- _Work required_:
Copy out the listing that follows exactly, dropping every picture.

[Extracted records]
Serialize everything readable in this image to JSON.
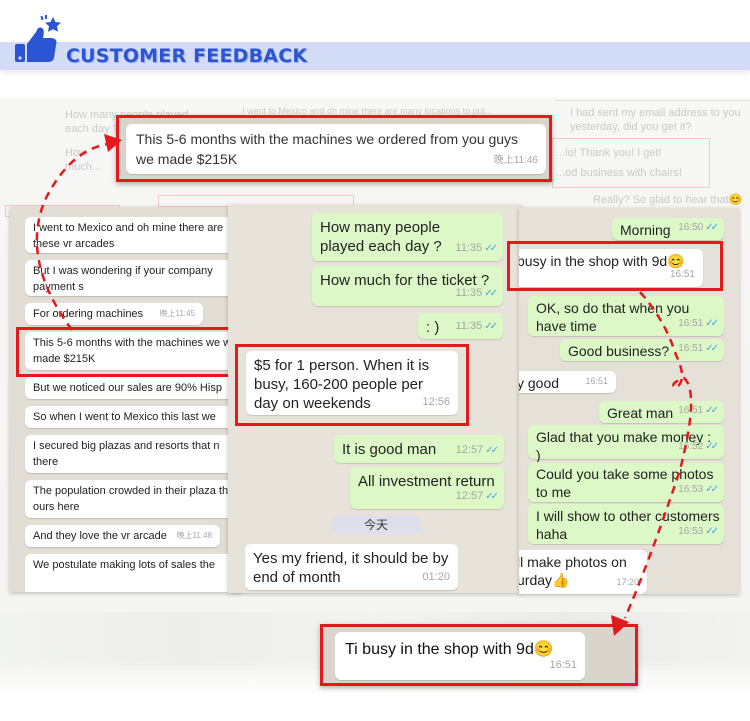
{
  "header": {
    "title": "CUSTOMER FEEDBACK",
    "icon": "thumbs-up-star-icon",
    "accent_color": "#2c55d6",
    "band_color": "#d3dcf6"
  },
  "colors": {
    "highlight_red": "#e3191b",
    "incoming_bubble": "#ffffff",
    "outgoing_bubble": "#dcf8c6",
    "read_ticks": "#4fa3e0"
  },
  "top_callout": {
    "text": "This 5-6 months with the machines we ordered from you guys we made $215K",
    "time": "晚上11:46"
  },
  "bottom_callout": {
    "text": "Ti busy in the shop with 9d😊",
    "time": "16:51"
  },
  "background_faded": {
    "left_messages": [
      "How many people played each day ?",
      "How much..."
    ],
    "center_message": "I went to Mexico and oh mine there are many locations to put...",
    "center_highlight": "This 5-6 months with the machines we ordered from you guys",
    "right_messages": [
      "I had sent my email address to you yesterday, did you get it?",
      "...lo! Thank you! I get!",
      "...od business with chairs!",
      "Really? So glad to hear that😊"
    ]
  },
  "left_chat": {
    "messages": [
      {
        "text": "I went to Mexico and oh mine there are these vr arcades",
        "time": ""
      },
      {
        "text": "But I was wondering if your company payment s",
        "time": ""
      },
      {
        "text": "For ordering machines",
        "time": "晚上11:45"
      },
      {
        "text": "This 5-6 months with the machines we we made $215K",
        "time": "",
        "highlighted": true
      },
      {
        "text": "But we noticed our sales are 90% Hisp",
        "time": ""
      },
      {
        "text": "So when I went to Mexico this last we",
        "time": ""
      },
      {
        "text": "I secured big plazas and resorts that n there",
        "time": ""
      },
      {
        "text": "The population crowded in their plaza than ours here",
        "time": ""
      },
      {
        "text": "And they love the vr arcade",
        "time": "晚上11:48"
      },
      {
        "text": "We postulate making lots of sales the",
        "time": ""
      }
    ]
  },
  "middle_chat": {
    "messages": [
      {
        "text": "How many people played each day ?",
        "time": "11:35",
        "dir": "out",
        "read": true
      },
      {
        "text": "How much for the ticket ?",
        "time": "11:35",
        "dir": "out",
        "read": true
      },
      {
        "text": ": )",
        "time": "11:35",
        "dir": "out",
        "read": true
      },
      {
        "text": "$5 for 1 person. When it is busy, 160-200 people per day on weekends",
        "time": "12:56",
        "dir": "in",
        "highlighted": true
      },
      {
        "text": "It is good man",
        "time": "12:57",
        "dir": "out",
        "read": true
      },
      {
        "text": "All investment return",
        "time": "12:57",
        "dir": "out",
        "read": true
      },
      {
        "text": "Yes my friend, it should be by end of month",
        "time": "01:20",
        "dir": "in"
      }
    ],
    "day_separator": "今天"
  },
  "right_chat": {
    "messages": [
      {
        "text": "Morning",
        "time": "16:50",
        "dir": "out",
        "read": true
      },
      {
        "text": "busy in the shop with 9d😊",
        "time": "16:51",
        "dir": "in",
        "highlighted": true
      },
      {
        "text": "OK, so do that when you have time",
        "time": "16:51",
        "dir": "out",
        "read": true
      },
      {
        "text": "Good business?",
        "time": "16:51",
        "dir": "out",
        "read": true
      },
      {
        "text": "y good",
        "time": "16:51",
        "dir": "in"
      },
      {
        "text": "Great man",
        "time": "16:51",
        "dir": "out",
        "read": true
      },
      {
        "text": "Glad that you make money : )",
        "time": "16:52",
        "dir": "out",
        "read": true
      },
      {
        "text": "Could you take some photos to me",
        "time": "16:53",
        "dir": "out",
        "read": true
      },
      {
        "text": "I will show to other customers haha",
        "time": "16:53",
        "dir": "out",
        "read": true
      },
      {
        "text": "ll make photos on urday👍",
        "time": "17:20",
        "dir": "in"
      }
    ]
  },
  "icons": {
    "read_ticks": "✓✓"
  }
}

- _The reply_:
Serialize everything readable in this image to JSON.
{
  "header": {
    "title": "CUSTOMER FEEDBACK",
    "icon": "thumbs-up-star-icon",
    "accent_color": "#2c55d6",
    "band_color": "#d3dcf6"
  },
  "colors": {
    "highlight_red": "#e3191b",
    "incoming_bubble": "#ffffff",
    "outgoing_bubble": "#dcf8c6",
    "read_ticks": "#4fa3e0"
  },
  "top_callout": {
    "text": "This 5-6 months with the machines we ordered from you guys we made $215K",
    "time": "晚上11:46"
  },
  "bottom_callout": {
    "text": "Ti busy in the shop with 9d😊",
    "time": "16:51"
  },
  "background_faded": {
    "left_messages": [
      "How many people played each day ?",
      "How much..."
    ],
    "center_message": "I went to Mexico and oh mine there are many locations to put...",
    "center_highlight": "This 5-6 months with the machines we ordered from you guys",
    "right_messages": [
      "I had sent my email address to you yesterday, did you get it?",
      "...lo! Thank you! I get!",
      "...od business with chairs!",
      "Really? So glad to hear that😊"
    ]
  },
  "left_chat": {
    "messages": [
      {
        "text": "I went to Mexico and oh mine there are these vr arcades",
        "time": ""
      },
      {
        "text": "But I was wondering if your company payment s",
        "time": ""
      },
      {
        "text": "For ordering machines",
        "time": "晚上11:45"
      },
      {
        "text": "This 5-6 months with the machines we we made $215K",
        "time": "",
        "highlighted": true
      },
      {
        "text": "But we noticed our sales are 90% Hisp",
        "time": ""
      },
      {
        "text": "So when I went to Mexico this last we",
        "time": ""
      },
      {
        "text": "I secured big plazas and resorts that n there",
        "time": ""
      },
      {
        "text": "The population crowded in their plaza than ours here",
        "time": ""
      },
      {
        "text": "And they love the vr arcade",
        "time": "晚上11:48"
      },
      {
        "text": "We postulate making lots of sales the",
        "time": ""
      }
    ]
  },
  "middle_chat": {
    "messages": [
      {
        "text": "How many people played each day ?",
        "time": "11:35",
        "dir": "out",
        "read": true
      },
      {
        "text": "How much for the ticket ?",
        "time": "11:35",
        "dir": "out",
        "read": true
      },
      {
        "text": ": )",
        "time": "11:35",
        "dir": "out",
        "read": true
      },
      {
        "text": "$5 for 1 person. When it is busy, 160-200 people per day on weekends",
        "time": "12:56",
        "dir": "in",
        "highlighted": true
      },
      {
        "text": "It is good man",
        "time": "12:57",
        "dir": "out",
        "read": true
      },
      {
        "text": "All investment return",
        "time": "12:57",
        "dir": "out",
        "read": true
      },
      {
        "text": "Yes my friend, it should be by end of month",
        "time": "01:20",
        "dir": "in"
      }
    ],
    "day_separator": "今天"
  },
  "right_chat": {
    "messages": [
      {
        "text": "Morning",
        "time": "16:50",
        "dir": "out",
        "read": true
      },
      {
        "text": "busy in the shop with 9d😊",
        "time": "16:51",
        "dir": "in",
        "highlighted": true
      },
      {
        "text": "OK, so do that when you have time",
        "time": "16:51",
        "dir": "out",
        "read": true
      },
      {
        "text": "Good business?",
        "time": "16:51",
        "dir": "out",
        "read": true
      },
      {
        "text": "y good",
        "time": "16:51",
        "dir": "in"
      },
      {
        "text": "Great man",
        "time": "16:51",
        "dir": "out",
        "read": true
      },
      {
        "text": "Glad that you make money : )",
        "time": "16:52",
        "dir": "out",
        "read": true
      },
      {
        "text": "Could you take some photos to me",
        "time": "16:53",
        "dir": "out",
        "read": true
      },
      {
        "text": "I will show to other customers haha",
        "time": "16:53",
        "dir": "out",
        "read": true
      },
      {
        "text": "ll make photos on urday👍",
        "time": "17:20",
        "dir": "in"
      }
    ]
  },
  "icons": {
    "read_ticks": "✓✓"
  }
}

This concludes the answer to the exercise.